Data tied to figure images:
-*-
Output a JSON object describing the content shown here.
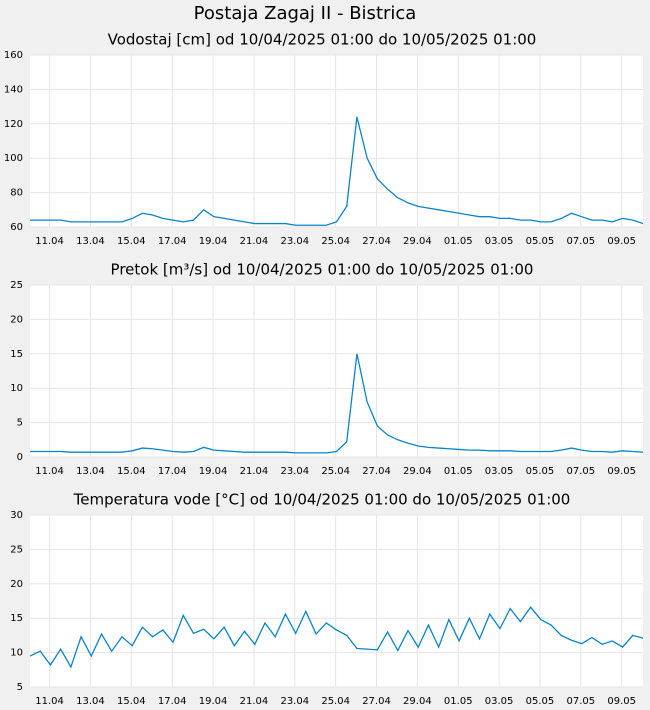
{
  "title": "Postaja Zagaj II - Bistrica",
  "chart_data": [
    {
      "type": "line",
      "title": "Vodostaj [cm] od 10/04/2025 01:00 do 10/05/2025 01:00",
      "x": [
        "2025-04-10T01:00",
        "2025-04-10T13:00",
        "2025-04-11T01:00",
        "2025-04-11T13:00",
        "2025-04-12T01:00",
        "2025-04-12T13:00",
        "2025-04-13T01:00",
        "2025-04-13T13:00",
        "2025-04-14T01:00",
        "2025-04-14T13:00",
        "2025-04-15T01:00",
        "2025-04-15T13:00",
        "2025-04-16T01:00",
        "2025-04-16T13:00",
        "2025-04-17T01:00",
        "2025-04-17T13:00",
        "2025-04-18T01:00",
        "2025-04-18T13:00",
        "2025-04-19T01:00",
        "2025-04-19T13:00",
        "2025-04-20T01:00",
        "2025-04-20T13:00",
        "2025-04-21T01:00",
        "2025-04-21T13:00",
        "2025-04-22T01:00",
        "2025-04-22T13:00",
        "2025-04-23T01:00",
        "2025-04-23T13:00",
        "2025-04-24T01:00",
        "2025-04-24T13:00",
        "2025-04-25T01:00",
        "2025-04-25T13:00",
        "2025-04-26T01:00",
        "2025-04-26T13:00",
        "2025-04-27T01:00",
        "2025-04-27T13:00",
        "2025-04-28T01:00",
        "2025-04-28T13:00",
        "2025-04-29T01:00",
        "2025-04-29T13:00",
        "2025-04-30T01:00",
        "2025-04-30T13:00",
        "2025-05-01T01:00",
        "2025-05-01T13:00",
        "2025-05-02T01:00",
        "2025-05-02T13:00",
        "2025-05-03T01:00",
        "2025-05-03T13:00",
        "2025-05-04T01:00",
        "2025-05-04T13:00",
        "2025-05-05T01:00",
        "2025-05-05T13:00",
        "2025-05-06T01:00",
        "2025-05-06T13:00",
        "2025-05-07T01:00",
        "2025-05-07T13:00",
        "2025-05-08T01:00",
        "2025-05-08T13:00",
        "2025-05-09T01:00",
        "2025-05-09T13:00",
        "2025-05-10T01:00"
      ],
      "series": [
        {
          "color": "#0a84cc",
          "values": [
            64,
            64,
            64,
            64,
            63,
            63,
            63,
            63,
            63,
            63,
            65,
            68,
            67,
            65,
            64,
            63,
            64,
            70,
            66,
            65,
            64,
            63,
            62,
            62,
            62,
            62,
            61,
            61,
            61,
            61,
            63,
            72,
            124,
            100,
            88,
            82,
            77,
            74,
            72,
            71,
            70,
            69,
            68,
            67,
            66,
            66,
            65,
            65,
            64,
            64,
            63,
            63,
            65,
            68,
            66,
            64,
            64,
            63,
            65,
            64,
            62
          ]
        }
      ],
      "xlim": [
        "2025-04-10T01:00",
        "2025-05-10T01:00"
      ],
      "xticks": [
        {
          "value": "2025-04-11T00:00",
          "label": "11.04"
        },
        {
          "value": "2025-04-13T00:00",
          "label": "13.04"
        },
        {
          "value": "2025-04-15T00:00",
          "label": "15.04"
        },
        {
          "value": "2025-04-17T00:00",
          "label": "17.04"
        },
        {
          "value": "2025-04-19T00:00",
          "label": "19.04"
        },
        {
          "value": "2025-04-21T00:00",
          "label": "21.04"
        },
        {
          "value": "2025-04-23T00:00",
          "label": "23.04"
        },
        {
          "value": "2025-04-25T00:00",
          "label": "25.04"
        },
        {
          "value": "2025-04-27T00:00",
          "label": "27.04"
        },
        {
          "value": "2025-04-29T00:00",
          "label": "29.04"
        },
        {
          "value": "2025-05-01T00:00",
          "label": "01.05"
        },
        {
          "value": "2025-05-03T00:00",
          "label": "03.05"
        },
        {
          "value": "2025-05-05T00:00",
          "label": "05.05"
        },
        {
          "value": "2025-05-07T00:00",
          "label": "07.05"
        },
        {
          "value": "2025-05-09T00:00",
          "label": "09.05"
        }
      ],
      "ylim": [
        60,
        160
      ],
      "yticks": [
        60,
        80,
        100,
        120,
        140,
        160
      ],
      "grid": true
    },
    {
      "type": "line",
      "title": "Pretok [m³/s] od 10/04/2025 01:00 do 10/05/2025 01:00",
      "x": [
        "2025-04-10T01:00",
        "2025-04-10T13:00",
        "2025-04-11T01:00",
        "2025-04-11T13:00",
        "2025-04-12T01:00",
        "2025-04-12T13:00",
        "2025-04-13T01:00",
        "2025-04-13T13:00",
        "2025-04-14T01:00",
        "2025-04-14T13:00",
        "2025-04-15T01:00",
        "2025-04-15T13:00",
        "2025-04-16T01:00",
        "2025-04-16T13:00",
        "2025-04-17T01:00",
        "2025-04-17T13:00",
        "2025-04-18T01:00",
        "2025-04-18T13:00",
        "2025-04-19T01:00",
        "2025-04-19T13:00",
        "2025-04-20T01:00",
        "2025-04-20T13:00",
        "2025-04-21T01:00",
        "2025-04-21T13:00",
        "2025-04-22T01:00",
        "2025-04-22T13:00",
        "2025-04-23T01:00",
        "2025-04-23T13:00",
        "2025-04-24T01:00",
        "2025-04-24T13:00",
        "2025-04-25T01:00",
        "2025-04-25T13:00",
        "2025-04-26T01:00",
        "2025-04-26T13:00",
        "2025-04-27T01:00",
        "2025-04-27T13:00",
        "2025-04-28T01:00",
        "2025-04-28T13:00",
        "2025-04-29T01:00",
        "2025-04-29T13:00",
        "2025-04-30T01:00",
        "2025-04-30T13:00",
        "2025-05-01T01:00",
        "2025-05-01T13:00",
        "2025-05-02T01:00",
        "2025-05-02T13:00",
        "2025-05-03T01:00",
        "2025-05-03T13:00",
        "2025-05-04T01:00",
        "2025-05-04T13:00",
        "2025-05-05T01:00",
        "2025-05-05T13:00",
        "2025-05-06T01:00",
        "2025-05-06T13:00",
        "2025-05-07T01:00",
        "2025-05-07T13:00",
        "2025-05-08T01:00",
        "2025-05-08T13:00",
        "2025-05-09T01:00",
        "2025-05-09T13:00",
        "2025-05-10T01:00"
      ],
      "series": [
        {
          "color": "#0a84cc",
          "values": [
            0.8,
            0.8,
            0.8,
            0.8,
            0.7,
            0.7,
            0.7,
            0.7,
            0.7,
            0.7,
            0.9,
            1.3,
            1.2,
            1.0,
            0.8,
            0.7,
            0.8,
            1.4,
            1.0,
            0.9,
            0.8,
            0.7,
            0.7,
            0.7,
            0.7,
            0.7,
            0.6,
            0.6,
            0.6,
            0.6,
            0.8,
            2.2,
            15,
            8,
            4.5,
            3.2,
            2.5,
            2.0,
            1.6,
            1.4,
            1.3,
            1.2,
            1.1,
            1.0,
            1.0,
            0.9,
            0.9,
            0.9,
            0.8,
            0.8,
            0.8,
            0.8,
            1.0,
            1.3,
            1.0,
            0.8,
            0.8,
            0.7,
            0.9,
            0.8,
            0.7
          ]
        }
      ],
      "xlim": [
        "2025-04-10T01:00",
        "2025-05-10T01:00"
      ],
      "xticks": [
        {
          "value": "2025-04-11T00:00",
          "label": "11.04"
        },
        {
          "value": "2025-04-13T00:00",
          "label": "13.04"
        },
        {
          "value": "2025-04-15T00:00",
          "label": "15.04"
        },
        {
          "value": "2025-04-17T00:00",
          "label": "17.04"
        },
        {
          "value": "2025-04-19T00:00",
          "label": "19.04"
        },
        {
          "value": "2025-04-21T00:00",
          "label": "21.04"
        },
        {
          "value": "2025-04-23T00:00",
          "label": "23.04"
        },
        {
          "value": "2025-04-25T00:00",
          "label": "25.04"
        },
        {
          "value": "2025-04-27T00:00",
          "label": "27.04"
        },
        {
          "value": "2025-04-29T00:00",
          "label": "29.04"
        },
        {
          "value": "2025-05-01T00:00",
          "label": "01.05"
        },
        {
          "value": "2025-05-03T00:00",
          "label": "03.05"
        },
        {
          "value": "2025-05-05T00:00",
          "label": "05.05"
        },
        {
          "value": "2025-05-07T00:00",
          "label": "07.05"
        },
        {
          "value": "2025-05-09T00:00",
          "label": "09.05"
        }
      ],
      "ylim": [
        0,
        25
      ],
      "yticks": [
        0,
        5,
        10,
        15,
        20,
        25
      ],
      "grid": true
    },
    {
      "type": "line",
      "title": "Temperatura vode [°C] od 10/04/2025 01:00 do 10/05/2025 01:00",
      "x": [
        "2025-04-10T01:00",
        "2025-04-10T13:00",
        "2025-04-11T01:00",
        "2025-04-11T13:00",
        "2025-04-12T01:00",
        "2025-04-12T13:00",
        "2025-04-13T01:00",
        "2025-04-13T13:00",
        "2025-04-14T01:00",
        "2025-04-14T13:00",
        "2025-04-15T01:00",
        "2025-04-15T13:00",
        "2025-04-16T01:00",
        "2025-04-16T13:00",
        "2025-04-17T01:00",
        "2025-04-17T13:00",
        "2025-04-18T01:00",
        "2025-04-18T13:00",
        "2025-04-19T01:00",
        "2025-04-19T13:00",
        "2025-04-20T01:00",
        "2025-04-20T13:00",
        "2025-04-21T01:00",
        "2025-04-21T13:00",
        "2025-04-22T01:00",
        "2025-04-22T13:00",
        "2025-04-23T01:00",
        "2025-04-23T13:00",
        "2025-04-24T01:00",
        "2025-04-24T13:00",
        "2025-04-25T01:00",
        "2025-04-25T13:00",
        "2025-04-26T01:00",
        "2025-04-26T13:00",
        "2025-04-27T01:00",
        "2025-04-27T13:00",
        "2025-04-28T01:00",
        "2025-04-28T13:00",
        "2025-04-29T01:00",
        "2025-04-29T13:00",
        "2025-04-30T01:00",
        "2025-04-30T13:00",
        "2025-05-01T01:00",
        "2025-05-01T13:00",
        "2025-05-02T01:00",
        "2025-05-02T13:00",
        "2025-05-03T01:00",
        "2025-05-03T13:00",
        "2025-05-04T01:00",
        "2025-05-04T13:00",
        "2025-05-05T01:00",
        "2025-05-05T13:00",
        "2025-05-06T01:00",
        "2025-05-06T13:00",
        "2025-05-07T01:00",
        "2025-05-07T13:00",
        "2025-05-08T01:00",
        "2025-05-08T13:00",
        "2025-05-09T01:00",
        "2025-05-09T13:00",
        "2025-05-10T01:00"
      ],
      "series": [
        {
          "color": "#0a84cc",
          "values": [
            9.5,
            10.2,
            8.2,
            10.5,
            7.9,
            12.3,
            9.5,
            12.7,
            10.2,
            12.3,
            11.0,
            13.7,
            12.3,
            13.3,
            11.5,
            15.4,
            12.8,
            13.4,
            12.0,
            13.7,
            11.0,
            13.1,
            11.2,
            14.3,
            12.3,
            15.6,
            12.8,
            16.0,
            12.7,
            14.3,
            13.3,
            12.5,
            10.6,
            10.5,
            10.4,
            13.0,
            10.3,
            13.2,
            10.8,
            14.0,
            10.8,
            14.8,
            11.7,
            15.0,
            12.0,
            15.6,
            13.5,
            16.4,
            14.5,
            16.6,
            14.8,
            14.0,
            12.5,
            11.8,
            11.3,
            12.2,
            11.2,
            11.7,
            10.8,
            12.5,
            12.1
          ]
        }
      ],
      "xlim": [
        "2025-04-10T01:00",
        "2025-05-10T01:00"
      ],
      "xticks": [
        {
          "value": "2025-04-11T00:00",
          "label": "11.04"
        },
        {
          "value": "2025-04-13T00:00",
          "label": "13.04"
        },
        {
          "value": "2025-04-15T00:00",
          "label": "15.04"
        },
        {
          "value": "2025-04-17T00:00",
          "label": "17.04"
        },
        {
          "value": "2025-04-19T00:00",
          "label": "19.04"
        },
        {
          "value": "2025-04-21T00:00",
          "label": "21.04"
        },
        {
          "value": "2025-04-23T00:00",
          "label": "23.04"
        },
        {
          "value": "2025-04-25T00:00",
          "label": "25.04"
        },
        {
          "value": "2025-04-27T00:00",
          "label": "27.04"
        },
        {
          "value": "2025-04-29T00:00",
          "label": "29.04"
        },
        {
          "value": "2025-05-01T00:00",
          "label": "01.05"
        },
        {
          "value": "2025-05-03T00:00",
          "label": "03.05"
        },
        {
          "value": "2025-05-05T00:00",
          "label": "05.05"
        },
        {
          "value": "2025-05-07T00:00",
          "label": "07.05"
        },
        {
          "value": "2025-05-09T00:00",
          "label": "09.05"
        }
      ],
      "ylim": [
        5,
        30
      ],
      "yticks": [
        5,
        10,
        15,
        20,
        25,
        30
      ],
      "grid": true
    }
  ]
}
-*-
Copy out every line with the word "title".

**Written answer**:
  "title": "Postaja Zagaj II - Bistrica",
      "title": "Vodostaj [cm] od 10/04/2025 01:00 do 10/05/2025 01:00",
      "title": "Pretok [m³/s] od 10/04/2025 01:00 do 10/05/2025 01:00",
      "title": "Temperatura vode [°C] od 10/04/2025 01:00 do 10/05/2025 01:00",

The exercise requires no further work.